• _Data for processing_
----------

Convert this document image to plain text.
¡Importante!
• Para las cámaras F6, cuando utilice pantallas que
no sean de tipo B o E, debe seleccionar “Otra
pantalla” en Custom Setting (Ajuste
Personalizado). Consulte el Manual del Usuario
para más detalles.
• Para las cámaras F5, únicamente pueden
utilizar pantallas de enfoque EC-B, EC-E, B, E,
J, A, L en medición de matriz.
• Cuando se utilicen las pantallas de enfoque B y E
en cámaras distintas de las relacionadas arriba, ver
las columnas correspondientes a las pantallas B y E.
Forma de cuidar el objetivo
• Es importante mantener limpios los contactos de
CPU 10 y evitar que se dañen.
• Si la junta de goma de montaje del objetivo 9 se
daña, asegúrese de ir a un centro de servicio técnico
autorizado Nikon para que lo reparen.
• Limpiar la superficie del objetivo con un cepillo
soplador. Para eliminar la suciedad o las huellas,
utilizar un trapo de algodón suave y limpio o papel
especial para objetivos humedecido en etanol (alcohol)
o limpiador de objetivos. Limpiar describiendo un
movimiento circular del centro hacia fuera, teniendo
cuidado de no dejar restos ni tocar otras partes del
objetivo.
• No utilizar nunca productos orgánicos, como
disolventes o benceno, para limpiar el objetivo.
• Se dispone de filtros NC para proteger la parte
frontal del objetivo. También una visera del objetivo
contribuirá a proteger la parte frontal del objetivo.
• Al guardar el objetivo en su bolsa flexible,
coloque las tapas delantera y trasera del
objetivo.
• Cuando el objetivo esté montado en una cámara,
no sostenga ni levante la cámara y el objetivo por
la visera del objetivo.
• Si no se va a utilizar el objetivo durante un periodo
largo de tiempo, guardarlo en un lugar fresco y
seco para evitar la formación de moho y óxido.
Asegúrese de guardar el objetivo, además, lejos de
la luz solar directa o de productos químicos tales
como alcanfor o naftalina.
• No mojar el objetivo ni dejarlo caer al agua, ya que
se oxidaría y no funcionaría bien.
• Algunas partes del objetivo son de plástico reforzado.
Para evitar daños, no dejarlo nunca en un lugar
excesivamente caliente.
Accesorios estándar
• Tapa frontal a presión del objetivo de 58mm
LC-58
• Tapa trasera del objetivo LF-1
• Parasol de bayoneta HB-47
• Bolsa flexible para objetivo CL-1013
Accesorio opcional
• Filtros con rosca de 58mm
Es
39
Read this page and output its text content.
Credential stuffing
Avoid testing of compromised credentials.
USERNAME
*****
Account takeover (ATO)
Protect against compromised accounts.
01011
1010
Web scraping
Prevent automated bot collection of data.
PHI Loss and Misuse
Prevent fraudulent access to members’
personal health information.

----------

• _Goal_
Copy, from the material above, each line in which the string "dejarlo" occurs.

• _Solution_
• No mojar el objetivo ni dejarlo caer al agua, ya que
Para evitar daños, no dejarlo nunca en un lugar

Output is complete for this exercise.